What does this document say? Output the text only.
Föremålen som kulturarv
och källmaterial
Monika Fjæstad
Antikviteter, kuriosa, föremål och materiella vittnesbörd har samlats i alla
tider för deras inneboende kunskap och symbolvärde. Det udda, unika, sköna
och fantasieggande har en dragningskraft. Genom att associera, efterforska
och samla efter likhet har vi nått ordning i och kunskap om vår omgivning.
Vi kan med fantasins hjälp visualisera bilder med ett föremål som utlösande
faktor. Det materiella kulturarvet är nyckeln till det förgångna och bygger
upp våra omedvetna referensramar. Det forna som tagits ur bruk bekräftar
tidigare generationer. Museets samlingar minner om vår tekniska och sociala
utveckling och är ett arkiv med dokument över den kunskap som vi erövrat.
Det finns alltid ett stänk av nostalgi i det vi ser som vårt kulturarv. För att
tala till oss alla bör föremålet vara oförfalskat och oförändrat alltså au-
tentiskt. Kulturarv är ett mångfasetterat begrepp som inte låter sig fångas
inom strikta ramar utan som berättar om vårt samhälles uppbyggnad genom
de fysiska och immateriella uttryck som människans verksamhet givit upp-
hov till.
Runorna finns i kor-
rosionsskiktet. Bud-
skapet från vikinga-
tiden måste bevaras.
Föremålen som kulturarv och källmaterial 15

* * * *

# Action item
Restate the records from above exactly as they read.

# Written answer
What does this document say? Output the text only.
Föremålen som kulturarv
och källmaterial
Monika Fjæstad
Antikviteter, kuriosa, föremål och materiella vittnesbörd har samlats i alla
tider för deras inneboende kunskap och symbolvärde. Det udda, unika, sköna
och fantasieggande har en dragningskraft. Genom att associera, efterforska
och samla efter likhet har vi nått ordning i och kunskap om vår omgivning.
Vi kan med fantasins hjälp visualisera bilder med ett föremål som utlösande
faktor. Det materiella kulturarvet är nyckeln till det förgångna och bygger
upp våra omedvetna referensramar. Det forna som tagits ur bruk bekräftar
tidigare generationer. Museets samlingar minner om vår tekniska och sociala
utveckling och är ett arkiv med dokument över den kunskap som vi erövrat.
Det finns alltid ett stänk av nostalgi i det vi ser som vårt kulturarv. För att
tala till oss alla bör föremålet vara oförfalskat och oförändrat alltså au-
tentiskt. Kulturarv är ett mångfasetterat begrepp som inte låter sig fångas
inom strikta ramar utan som berättar om vårt samhälles uppbyggnad genom
de fysiska och immateriella uttryck som människans verksamhet givit upp-
hov till.
Runorna finns i kor-
rosionsskiktet. Bud-
skapet från vikinga-
tiden måste bevaras.
Föremålen som kulturarv och källmaterial 15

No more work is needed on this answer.